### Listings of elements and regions
>>>>>
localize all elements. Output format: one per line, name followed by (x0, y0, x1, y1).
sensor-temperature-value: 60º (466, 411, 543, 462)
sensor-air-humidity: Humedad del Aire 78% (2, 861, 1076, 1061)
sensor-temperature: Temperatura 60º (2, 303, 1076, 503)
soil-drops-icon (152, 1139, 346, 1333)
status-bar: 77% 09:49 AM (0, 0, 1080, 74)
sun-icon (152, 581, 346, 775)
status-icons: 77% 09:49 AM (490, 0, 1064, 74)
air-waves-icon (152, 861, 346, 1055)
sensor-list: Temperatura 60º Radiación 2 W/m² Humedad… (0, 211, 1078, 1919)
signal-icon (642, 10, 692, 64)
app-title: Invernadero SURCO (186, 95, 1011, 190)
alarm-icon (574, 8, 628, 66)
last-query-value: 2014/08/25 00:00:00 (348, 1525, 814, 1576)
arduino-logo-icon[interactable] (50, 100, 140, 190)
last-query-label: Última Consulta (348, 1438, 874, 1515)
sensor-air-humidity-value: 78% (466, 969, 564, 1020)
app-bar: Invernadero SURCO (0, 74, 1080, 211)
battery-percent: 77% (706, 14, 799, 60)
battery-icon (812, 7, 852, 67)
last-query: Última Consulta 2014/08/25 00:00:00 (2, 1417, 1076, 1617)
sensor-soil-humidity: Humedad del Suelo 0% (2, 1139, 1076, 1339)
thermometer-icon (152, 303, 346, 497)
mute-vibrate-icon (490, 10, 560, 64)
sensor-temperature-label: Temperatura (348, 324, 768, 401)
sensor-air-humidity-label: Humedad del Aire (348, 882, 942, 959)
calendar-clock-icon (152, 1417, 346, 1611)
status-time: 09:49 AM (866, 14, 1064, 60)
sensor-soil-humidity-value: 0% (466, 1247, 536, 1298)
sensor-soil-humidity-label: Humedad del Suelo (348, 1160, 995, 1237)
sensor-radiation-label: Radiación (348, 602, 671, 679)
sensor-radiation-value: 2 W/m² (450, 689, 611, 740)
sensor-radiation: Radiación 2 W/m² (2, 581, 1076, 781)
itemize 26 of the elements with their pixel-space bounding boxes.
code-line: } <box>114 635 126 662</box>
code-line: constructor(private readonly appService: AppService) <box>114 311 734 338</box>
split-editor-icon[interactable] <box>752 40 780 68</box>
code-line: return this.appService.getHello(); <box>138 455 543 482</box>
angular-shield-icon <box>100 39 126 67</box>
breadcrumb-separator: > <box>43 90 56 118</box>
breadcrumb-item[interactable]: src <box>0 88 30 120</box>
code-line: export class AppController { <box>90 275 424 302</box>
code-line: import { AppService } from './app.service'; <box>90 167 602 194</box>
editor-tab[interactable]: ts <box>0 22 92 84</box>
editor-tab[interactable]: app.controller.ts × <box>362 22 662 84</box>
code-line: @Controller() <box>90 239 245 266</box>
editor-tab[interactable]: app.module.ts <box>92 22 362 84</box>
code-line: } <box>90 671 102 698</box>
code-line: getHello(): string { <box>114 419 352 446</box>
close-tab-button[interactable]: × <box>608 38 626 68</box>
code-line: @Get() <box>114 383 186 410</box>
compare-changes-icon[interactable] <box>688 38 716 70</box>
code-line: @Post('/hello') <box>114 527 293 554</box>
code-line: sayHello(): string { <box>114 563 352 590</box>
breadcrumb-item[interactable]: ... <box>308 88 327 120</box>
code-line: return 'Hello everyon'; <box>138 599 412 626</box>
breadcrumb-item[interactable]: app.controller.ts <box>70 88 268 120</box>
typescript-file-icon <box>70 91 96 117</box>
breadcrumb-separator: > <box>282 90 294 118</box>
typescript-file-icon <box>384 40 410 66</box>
<<<<<
### Work to complete
Please copy the material word for word, starting at its first line and ending at the line that contains "breadcrumb-separator: > <box>43".

### Exercise output
localize all elements. Output format: one per line, name followed by (x0, y0, x1, y1).
sensor-temperature-value: 60º (466, 411, 543, 462)
sensor-air-humidity: Humedad del Aire 78% (2, 861, 1076, 1061)
sensor-temperature: Temperatura 60º (2, 303, 1076, 503)
soil-drops-icon (152, 1139, 346, 1333)
status-bar: 77% 09:49 AM (0, 0, 1080, 74)
sun-icon (152, 581, 346, 775)
status-icons: 77% 09:49 AM (490, 0, 1064, 74)
air-waves-icon (152, 861, 346, 1055)
sensor-list: Temperatura 60º Radiación 2 W/m² Humedad… (0, 211, 1078, 1919)
signal-icon (642, 10, 692, 64)
app-title: Invernadero SURCO (186, 95, 1011, 190)
alarm-icon (574, 8, 628, 66)
last-query-value: 2014/08/25 00:00:00 (348, 1525, 814, 1576)
arduino-logo-icon[interactable] (50, 100, 140, 190)
last-query-label: Última Consulta (348, 1438, 874, 1515)
sensor-air-humidity-value: 78% (466, 969, 564, 1020)
app-bar: Invernadero SURCO (0, 74, 1080, 211)
battery-percent: 77% (706, 14, 799, 60)
battery-icon (812, 7, 852, 67)
last-query: Última Consulta 2014/08/25 00:00:00 (2, 1417, 1076, 1617)
sensor-soil-humidity: Humedad del Suelo 0% (2, 1139, 1076, 1339)
thermometer-icon (152, 303, 346, 497)
mute-vibrate-icon (490, 10, 560, 64)
sensor-temperature-label: Temperatura (348, 324, 768, 401)
sensor-air-humidity-label: Humedad del Aire (348, 882, 942, 959)
calendar-clock-icon (152, 1417, 346, 1611)
status-time: 09:49 AM (866, 14, 1064, 60)
sensor-soil-humidity-value: 0% (466, 1247, 536, 1298)
sensor-soil-humidity-label: Humedad del Suelo (348, 1160, 995, 1237)
sensor-radiation-label: Radiación (348, 602, 671, 679)
sensor-radiation-value: 2 W/m² (450, 689, 611, 740)
sensor-radiation: Radiación 2 W/m² (2, 581, 1076, 781)
itemize 26 of the elements with their pixel-space bounding boxes.
code-line: } <box>114 635 126 662</box>
code-line: constructor(private readonly appService: AppService) <box>114 311 734 338</box>
split-editor-icon[interactable] <box>752 40 780 68</box>
code-line: return this.appService.getHello(); <box>138 455 543 482</box>
angular-shield-icon <box>100 39 126 67</box>
breadcrumb-separator: > <box>43 90 56 118</box>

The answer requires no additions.